PARTS OF THE EXERCISE:
#1 Translate this sentence from the article on the Island #10 campaign into Spanish: "New Madrid was the terminus of the main river road leading to St. Louis, 175 miles distant."
#2 Answer these questions using the article on the Island #10 campaign:
(a) When did General Gideon Pillow arrive in New Madrid, Missouri?
(b) How far was St. Louis from New Madrid?
(c) Where did Pillow and Polk agree the bluffs were superior for defense?

QUOTED PASSAGE:
** START **

The Island #10 Campaign
March 2 - April 8, 1862

Note:  This article was written by a fine historian that went by the handle "LB" in the civil War chat room.



        In preparation of the defense of the Mississippi River, Confederate General Gideon Pillow, commanding the newly formed Army of Liberation, arrived in the small hamlet of New Madrid, Missouri in late July of 1861. The region was to be the first line of the Confederate defense of the Mississippi River Valley and the base for future expeditions up the river, both by land and water.
        The site was chosen for several reasons. New Madrid was the terminus of the main river road leading to St. Louis, 175 miles distant. The town itself was located at the top of the second of two horseshoe bends of the river, sweeping arcs which appeared on the map like the letter "S" laid on its side. Up river from New Madrid lay Island Number 10, situated in the middle of the river, which could be easily fortified to block Federal passage. Engineers proclaimed the Island as being without equal for the defense of the River. However, Pillow, a political General from Tennessee, had different aspirations. His first object was an invasion of St. Louis, which became bogged down when he attempted to join up with General William J. Hardee. The construction of fortifications was ignored and his grand army sat idle.
        The following month Kentucky became the new object of the Confederate commander's attention, and Pillow reported to Gen. Leonidas Polk, now in Memphis, that the strategic value of the great bend was "vastly overrated." Polk, a West Point graduate who had spent most of the past twenty years in the ministry depended on Pillow's knowledge of the lay of the land. The two agreed that the high bluffs at Columbus, Kentucky were superior for defense, and the army moved into Kentucky. The move created a political backlash, as Kentucky had proclaimed its neutrality to both sides.

** END **

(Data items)
** START **

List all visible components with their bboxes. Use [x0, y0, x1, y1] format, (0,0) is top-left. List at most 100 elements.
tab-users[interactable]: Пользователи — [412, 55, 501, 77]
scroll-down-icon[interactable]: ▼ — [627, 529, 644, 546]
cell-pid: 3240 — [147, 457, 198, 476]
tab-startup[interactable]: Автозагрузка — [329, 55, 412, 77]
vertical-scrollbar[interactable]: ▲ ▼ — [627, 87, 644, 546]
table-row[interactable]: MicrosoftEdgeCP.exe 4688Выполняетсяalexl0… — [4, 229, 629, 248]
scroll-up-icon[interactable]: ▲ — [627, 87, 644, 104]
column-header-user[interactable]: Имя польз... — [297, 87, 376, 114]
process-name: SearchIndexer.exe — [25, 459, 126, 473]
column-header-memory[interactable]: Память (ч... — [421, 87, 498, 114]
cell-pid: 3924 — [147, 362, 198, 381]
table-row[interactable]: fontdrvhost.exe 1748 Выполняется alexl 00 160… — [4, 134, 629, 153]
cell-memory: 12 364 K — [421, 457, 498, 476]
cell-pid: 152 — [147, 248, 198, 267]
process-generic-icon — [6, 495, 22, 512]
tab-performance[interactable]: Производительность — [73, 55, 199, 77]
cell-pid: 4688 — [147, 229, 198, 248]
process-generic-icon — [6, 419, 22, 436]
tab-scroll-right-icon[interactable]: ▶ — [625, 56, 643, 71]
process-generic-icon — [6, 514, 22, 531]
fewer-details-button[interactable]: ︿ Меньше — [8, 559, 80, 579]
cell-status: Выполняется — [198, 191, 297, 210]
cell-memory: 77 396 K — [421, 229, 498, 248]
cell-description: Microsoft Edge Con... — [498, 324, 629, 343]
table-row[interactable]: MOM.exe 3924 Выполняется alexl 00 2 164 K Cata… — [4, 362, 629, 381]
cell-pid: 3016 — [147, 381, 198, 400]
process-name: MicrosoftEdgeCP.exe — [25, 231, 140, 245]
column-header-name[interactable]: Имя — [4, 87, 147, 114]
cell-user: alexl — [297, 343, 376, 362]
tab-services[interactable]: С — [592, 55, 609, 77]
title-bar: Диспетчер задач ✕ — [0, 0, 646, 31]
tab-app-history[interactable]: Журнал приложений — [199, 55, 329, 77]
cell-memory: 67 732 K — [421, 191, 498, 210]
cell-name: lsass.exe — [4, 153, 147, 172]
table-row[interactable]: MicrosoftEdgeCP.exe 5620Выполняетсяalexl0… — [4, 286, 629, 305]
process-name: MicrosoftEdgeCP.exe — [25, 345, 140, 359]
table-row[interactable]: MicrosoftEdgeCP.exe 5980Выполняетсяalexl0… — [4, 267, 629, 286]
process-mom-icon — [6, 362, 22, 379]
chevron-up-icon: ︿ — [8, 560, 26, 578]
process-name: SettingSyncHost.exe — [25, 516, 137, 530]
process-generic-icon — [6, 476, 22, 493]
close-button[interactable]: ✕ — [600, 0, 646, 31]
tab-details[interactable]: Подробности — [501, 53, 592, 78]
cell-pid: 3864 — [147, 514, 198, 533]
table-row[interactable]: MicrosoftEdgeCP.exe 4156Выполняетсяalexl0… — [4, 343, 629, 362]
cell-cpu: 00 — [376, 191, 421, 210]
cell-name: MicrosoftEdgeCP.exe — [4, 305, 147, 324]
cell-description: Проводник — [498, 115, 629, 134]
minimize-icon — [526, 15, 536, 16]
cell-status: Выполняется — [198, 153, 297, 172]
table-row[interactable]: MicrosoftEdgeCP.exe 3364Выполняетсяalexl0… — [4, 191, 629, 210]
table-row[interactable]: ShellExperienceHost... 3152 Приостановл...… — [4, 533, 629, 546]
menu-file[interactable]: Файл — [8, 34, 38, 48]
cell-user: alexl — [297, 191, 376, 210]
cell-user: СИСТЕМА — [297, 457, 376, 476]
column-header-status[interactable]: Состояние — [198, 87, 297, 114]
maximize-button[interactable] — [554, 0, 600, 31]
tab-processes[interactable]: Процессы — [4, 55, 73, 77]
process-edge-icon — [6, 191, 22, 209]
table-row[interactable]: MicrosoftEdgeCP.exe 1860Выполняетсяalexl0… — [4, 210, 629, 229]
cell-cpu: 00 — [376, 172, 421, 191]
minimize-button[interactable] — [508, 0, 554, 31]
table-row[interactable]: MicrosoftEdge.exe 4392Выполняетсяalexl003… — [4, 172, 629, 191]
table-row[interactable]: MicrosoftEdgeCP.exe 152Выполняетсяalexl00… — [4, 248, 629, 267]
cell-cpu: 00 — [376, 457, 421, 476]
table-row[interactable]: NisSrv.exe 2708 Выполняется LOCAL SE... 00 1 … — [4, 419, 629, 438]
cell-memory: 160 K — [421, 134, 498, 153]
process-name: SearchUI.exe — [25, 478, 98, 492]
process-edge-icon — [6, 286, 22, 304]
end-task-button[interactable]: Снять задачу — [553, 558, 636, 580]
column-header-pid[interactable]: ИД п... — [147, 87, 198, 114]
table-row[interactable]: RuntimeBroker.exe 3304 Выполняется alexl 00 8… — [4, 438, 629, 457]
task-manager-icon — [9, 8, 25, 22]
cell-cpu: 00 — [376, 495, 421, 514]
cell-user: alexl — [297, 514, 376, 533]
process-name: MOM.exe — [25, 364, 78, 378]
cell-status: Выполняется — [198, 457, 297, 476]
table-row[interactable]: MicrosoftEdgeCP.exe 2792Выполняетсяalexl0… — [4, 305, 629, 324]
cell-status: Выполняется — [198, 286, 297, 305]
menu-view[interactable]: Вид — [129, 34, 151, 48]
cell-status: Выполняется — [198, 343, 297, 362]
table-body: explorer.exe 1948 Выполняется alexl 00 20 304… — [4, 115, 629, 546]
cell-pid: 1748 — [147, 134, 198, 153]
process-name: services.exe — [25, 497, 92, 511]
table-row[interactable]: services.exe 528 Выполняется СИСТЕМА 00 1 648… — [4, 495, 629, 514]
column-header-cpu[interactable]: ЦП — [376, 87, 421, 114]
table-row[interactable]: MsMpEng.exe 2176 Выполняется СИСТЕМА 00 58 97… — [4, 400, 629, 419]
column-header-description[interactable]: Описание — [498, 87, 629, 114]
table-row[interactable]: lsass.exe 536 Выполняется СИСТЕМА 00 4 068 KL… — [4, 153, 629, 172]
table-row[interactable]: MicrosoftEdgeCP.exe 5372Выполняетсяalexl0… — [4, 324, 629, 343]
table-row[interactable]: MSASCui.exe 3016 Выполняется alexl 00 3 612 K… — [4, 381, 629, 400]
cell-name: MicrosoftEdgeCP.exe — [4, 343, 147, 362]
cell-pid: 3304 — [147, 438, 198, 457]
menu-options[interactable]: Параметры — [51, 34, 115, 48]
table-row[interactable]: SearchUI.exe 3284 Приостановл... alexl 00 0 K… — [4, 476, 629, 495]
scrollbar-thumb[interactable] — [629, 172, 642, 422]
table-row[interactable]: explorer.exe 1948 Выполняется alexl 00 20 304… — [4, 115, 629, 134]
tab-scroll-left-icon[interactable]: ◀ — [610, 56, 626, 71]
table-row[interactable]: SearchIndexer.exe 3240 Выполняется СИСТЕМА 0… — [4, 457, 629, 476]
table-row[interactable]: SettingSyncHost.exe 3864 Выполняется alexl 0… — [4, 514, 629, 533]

** END **

THE REPLIES:
#1 New Madrid era el término del principal camino ribereño que conducía a San Luis, a 175 millas de distancia.

#2
(a) He arrived in late July of 1861.
(b) St. Louis was 175 miles away.
(c) They agreed on the high bluffs at Columbus, Kentucky.